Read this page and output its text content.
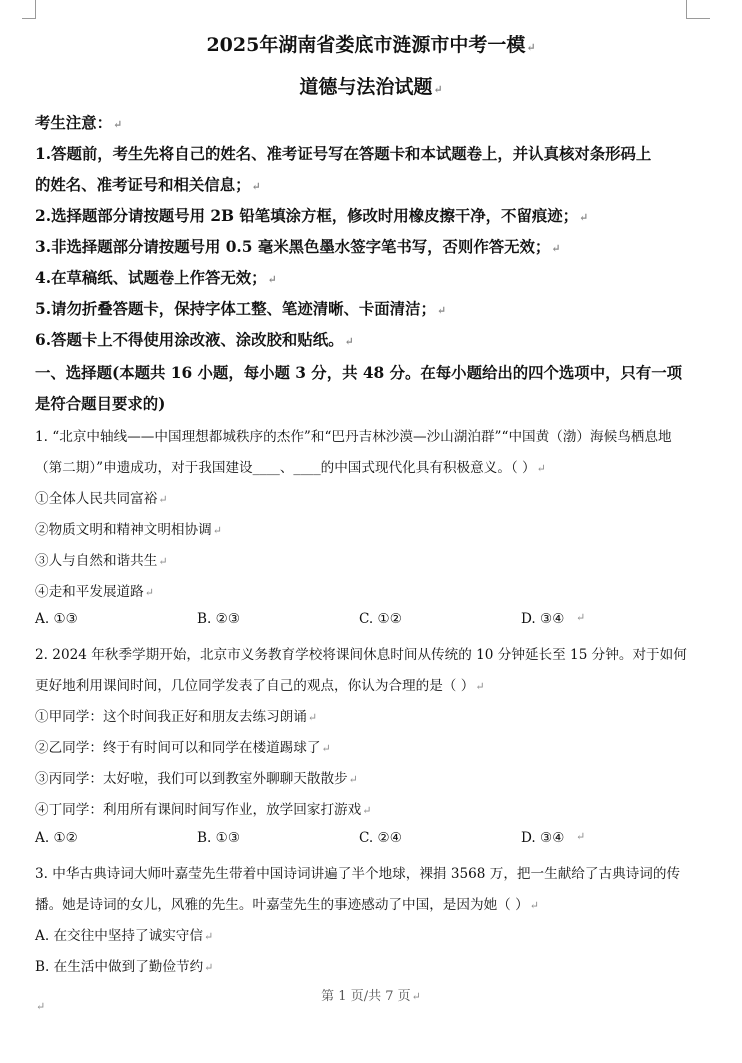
2025年湖南省娄底市涟源市中考一模↵
道德与法治试题↵
考生注意：↵
1.答题前，考生先将自己的姓名、准考证号写在答题卡和本试题卷上，并认真核对条形码上
的姓名、准考证号和相关信息；↵
2.选择题部分请按题号用 2B 铅笔填涂方框，修改时用橡皮擦干净，不留痕迹；↵
3.非选择题部分请按题号用 0.5 毫米黑色墨水签字笔书写，否则作答无效；↵
4.在草稿纸、试题卷上作答无效；↵
5.请勿折叠答题卡，保持字体工整、笔迹清晰、卡面清洁；↵
6.答题卡上不得使用涂改液、涂改胶和贴纸。↵
一、选择题(本题共 16 小题，每小题 3 分，共 48 分。在每小题给出的四个选项中，只有一项
是符合题目要求的)
1. “北京中轴线——中国理想都城秩序的杰作”和“巴丹吉林沙漠—沙山湖泊群”“中国黄（渤）海候鸟栖息地
（第二期）”申遗成功，对于我国建设____、____的中国式现代化具有积极意义。（ ）↵
①全体人民共同富裕↵
②物质文明和精神文明相协调↵
③人与自然和谐共生↵
④走和平发展道路↵
A. ①③	B. ②③	C. ①②	D. ③④ ↵
2. 2024 年秋季学期开始，北京市义务教育学校将课间休息时间从传统的 10 分钟延长至 15 分钟。对于如何
更好地利用课间时间，几位同学发表了自己的观点，你认为合理的是（ ）↵
①甲同学：这个时间我正好和朋友去练习朗诵↵
②乙同学：终于有时间可以和同学在楼道踢球了↵
③丙同学：太好啦，我们可以到教室外聊聊天散散步↵
④丁同学：利用所有课间时间写作业，放学回家打游戏↵
A. ①②	B. ①③	C. ②④	D. ③④ ↵
3. 中华古典诗词大师叶嘉莹先生带着中国诗词讲遍了半个地球，裸捐 3568 万，把一生献给了古典诗词的传
播。她是诗词的女儿，风雅的先生。叶嘉莹先生的事迹感动了中国，是因为她（ ）↵
A. 在交往中坚持了诚实守信↵
B. 在生活中做到了勤俭节约↵
第 1 页/共 7 页↵
↵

- _Exercise_
Omit every picture, and otherwise quote the entries exactly.

- _Reply_
Read this page and output its text content.
2025年湖南省娄底市涟源市中考一模↵
道德与法治试题↵
考生注意：↵
1.答题前，考生先将自己的姓名、准考证号写在答题卡和本试题卷上，并认真核对条形码上
的姓名、准考证号和相关信息；↵
2.选择题部分请按题号用 2B 铅笔填涂方框，修改时用橡皮擦干净，不留痕迹；↵
3.非选择题部分请按题号用 0.5 毫米黑色墨水签字笔书写，否则作答无效；↵
4.在草稿纸、试题卷上作答无效；↵
5.请勿折叠答题卡，保持字体工整、笔迹清晰、卡面清洁；↵
6.答题卡上不得使用涂改液、涂改胶和贴纸。↵
一、选择题(本题共 16 小题，每小题 3 分，共 48 分。在每小题给出的四个选项中，只有一项
是符合题目要求的)
1. “北京中轴线——中国理想都城秩序的杰作”和“巴丹吉林沙漠—沙山湖泊群”“中国黄（渤）海候鸟栖息地
（第二期）”申遗成功，对于我国建设____、____的中国式现代化具有积极意义。（ ）↵
①全体人民共同富裕↵
②物质文明和精神文明相协调↵
③人与自然和谐共生↵
④走和平发展道路↵
A. ①③	B. ②③	C. ①②	D. ③④ ↵
2. 2024 年秋季学期开始，北京市义务教育学校将课间休息时间从传统的 10 分钟延长至 15 分钟。对于如何
更好地利用课间时间，几位同学发表了自己的观点，你认为合理的是（ ）↵
①甲同学：这个时间我正好和朋友去练习朗诵↵
②乙同学：终于有时间可以和同学在楼道踢球了↵
③丙同学：太好啦，我们可以到教室外聊聊天散散步↵
④丁同学：利用所有课间时间写作业，放学回家打游戏↵
A. ①②	B. ①③	C. ②④	D. ③④ ↵
3. 中华古典诗词大师叶嘉莹先生带着中国诗词讲遍了半个地球，裸捐 3568 万，把一生献给了古典诗词的传
播。她是诗词的女儿，风雅的先生。叶嘉莹先生的事迹感动了中国，是因为她（ ）↵
A. 在交往中坚持了诚实守信↵
B. 在生活中做到了勤俭节约↵
第 1 页/共 7 页↵
↵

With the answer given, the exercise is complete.